● **Task instructions**
Copy each line of the data below exactly, leaving out pictures.

● **Dataset rows**
______
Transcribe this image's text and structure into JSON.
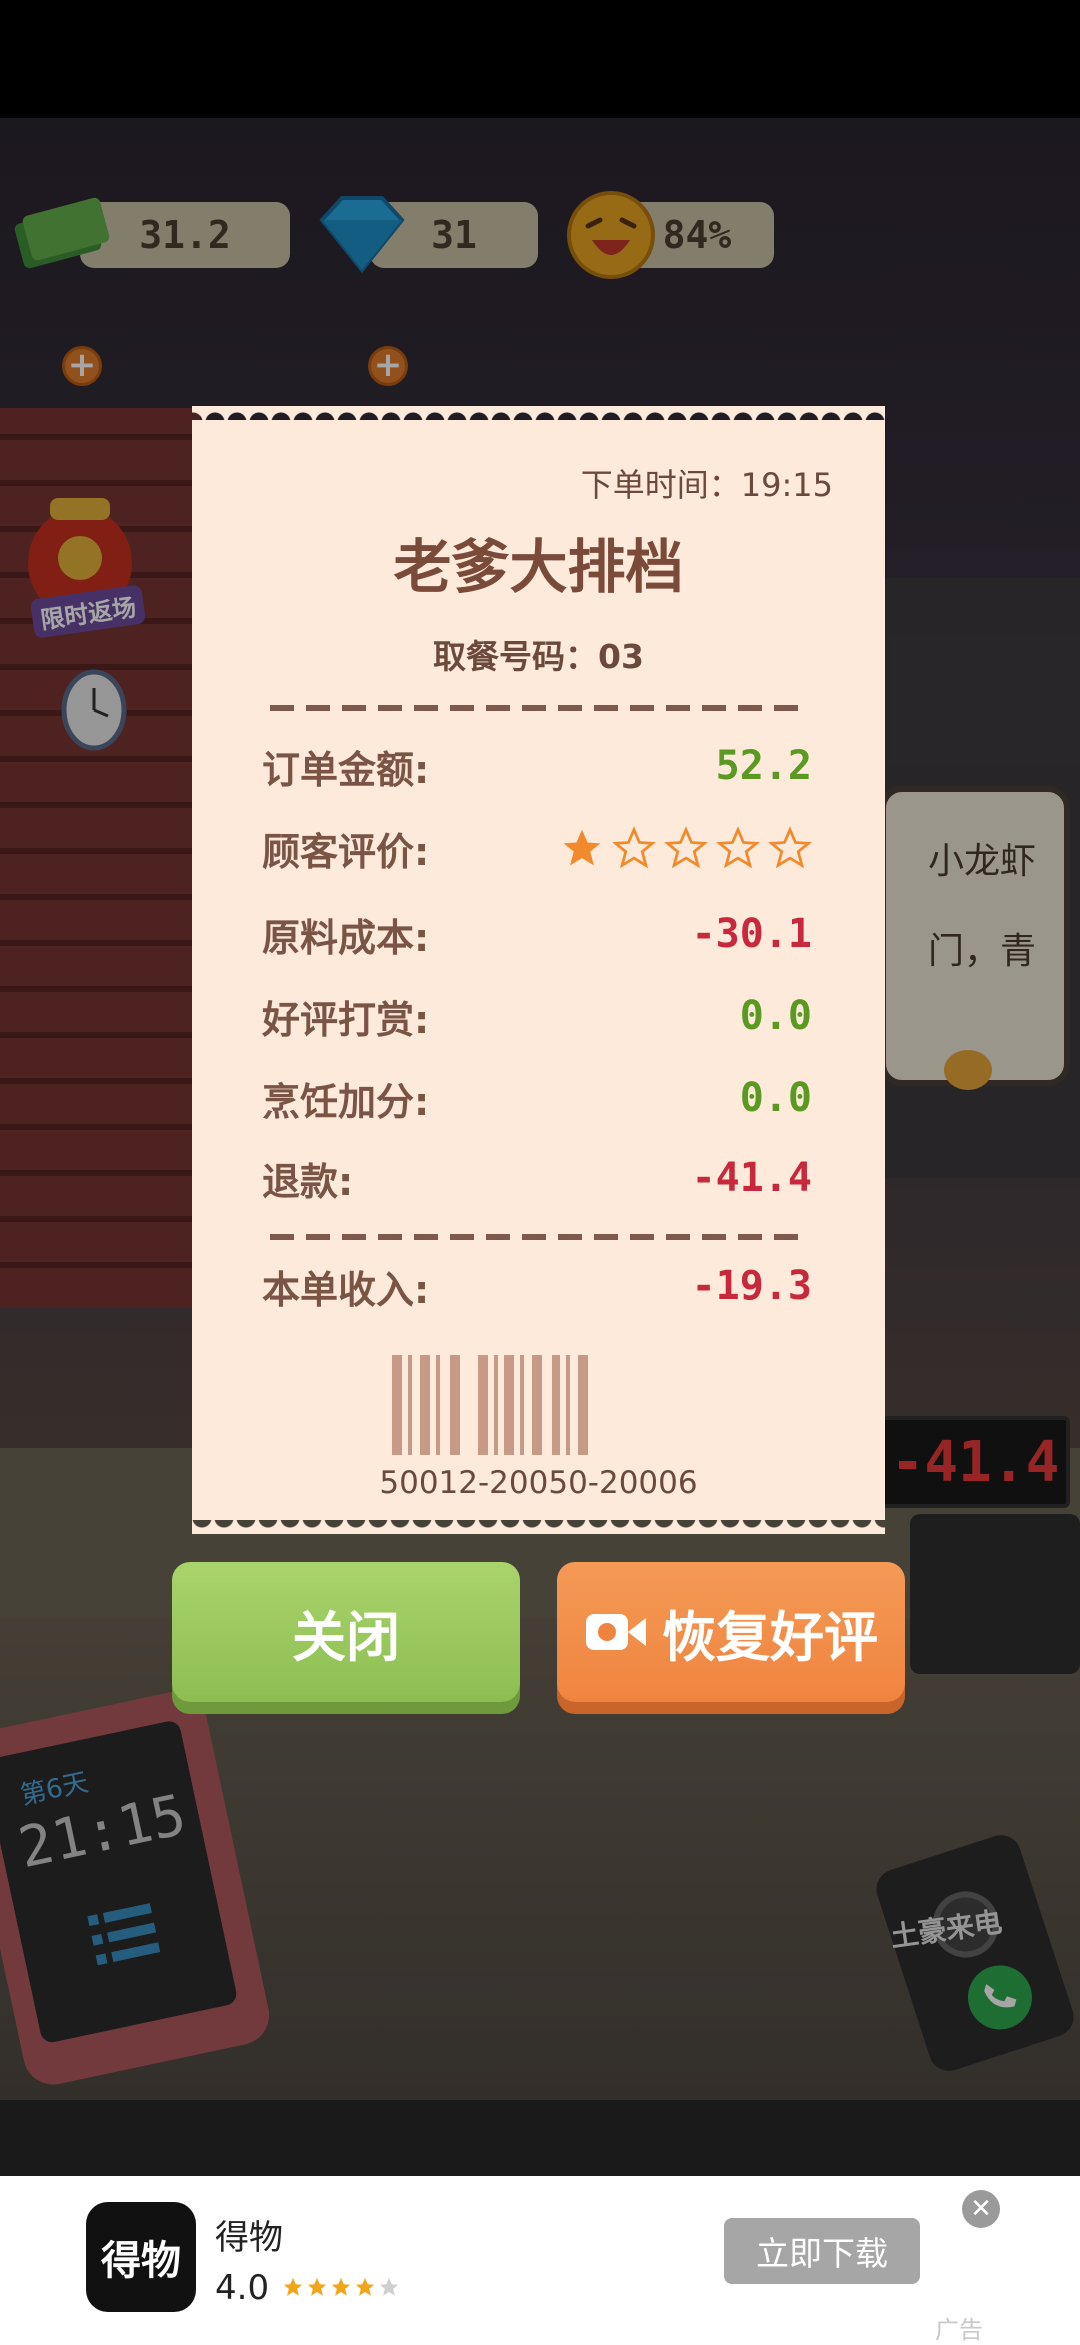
{
  "hud": {
    "cash": "31.2",
    "gems": "31",
    "satisfaction": "84%"
  },
  "event_badge": "限时返场",
  "sign_lines": [
    "小龙虾",
    "门，青"
  ],
  "scoreboard": "-41.4",
  "receipt": {
    "order_time": "下单时间：19:15",
    "shop_name": "老爹大排档",
    "pickup_code": "取餐号码：03",
    "rows": [
      {
        "label": "订单金额:",
        "value": "52.2",
        "color": "#5a9a23"
      },
      {
        "label": "顾客评价:",
        "rating": 1,
        "max": 5
      },
      {
        "label": "原料成本:",
        "value": "-30.1",
        "color": "#c8283c"
      },
      {
        "label": "好评打赏:",
        "value": "0.0",
        "color": "#5a9a23"
      },
      {
        "label": "烹饪加分:",
        "value": "0.0",
        "color": "#5a9a23"
      },
      {
        "label": "退款:",
        "value": "-41.4",
        "color": "#c8283c"
      }
    ],
    "total": {
      "label": "本单收入:",
      "value": "-19.3",
      "color": "#c8283c"
    },
    "barcode_number": "50012-20050-20006"
  },
  "buttons": {
    "close": "关闭",
    "restore": "恢复好评"
  },
  "tablet": {
    "day": "第6天",
    "clock": "21:15"
  },
  "phone_label": "土豪来电",
  "ad": {
    "app_name": "得物",
    "logo_text": "得物",
    "rating": "4.0",
    "stars": 4,
    "download": "立即下载",
    "tag": "广告"
  }
}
______
● **Answer to this task**
Transcribe this image's text and structure into JSON.
{
  "hud": {
    "cash": "31.2",
    "gems": "31",
    "satisfaction": "84%"
  },
  "event_badge": "限时返场",
  "sign_lines": [
    "小龙虾",
    "门，青"
  ],
  "scoreboard": "-41.4",
  "receipt": {
    "order_time": "下单时间：19:15",
    "shop_name": "老爹大排档",
    "pickup_code": "取餐号码：03",
    "rows": [
      {
        "label": "订单金额:",
        "value": "52.2",
        "color": "#5a9a23"
      },
      {
        "label": "顾客评价:",
        "rating": 1,
        "max": 5
      },
      {
        "label": "原料成本:",
        "value": "-30.1",
        "color": "#c8283c"
      },
      {
        "label": "好评打赏:",
        "value": "0.0",
        "color": "#5a9a23"
      },
      {
        "label": "烹饪加分:",
        "value": "0.0",
        "color": "#5a9a23"
      },
      {
        "label": "退款:",
        "value": "-41.4",
        "color": "#c8283c"
      }
    ],
    "total": {
      "label": "本单收入:",
      "value": "-19.3",
      "color": "#c8283c"
    },
    "barcode_number": "50012-20050-20006"
  },
  "buttons": {
    "close": "关闭",
    "restore": "恢复好评"
  },
  "tablet": {
    "day": "第6天",
    "clock": "21:15"
  },
  "phone_label": "土豪来电",
  "ad": {
    "app_name": "得物",
    "logo_text": "得物",
    "rating": "4.0",
    "stars": 4,
    "download": "立即下载",
    "tag": "广告"
  }
}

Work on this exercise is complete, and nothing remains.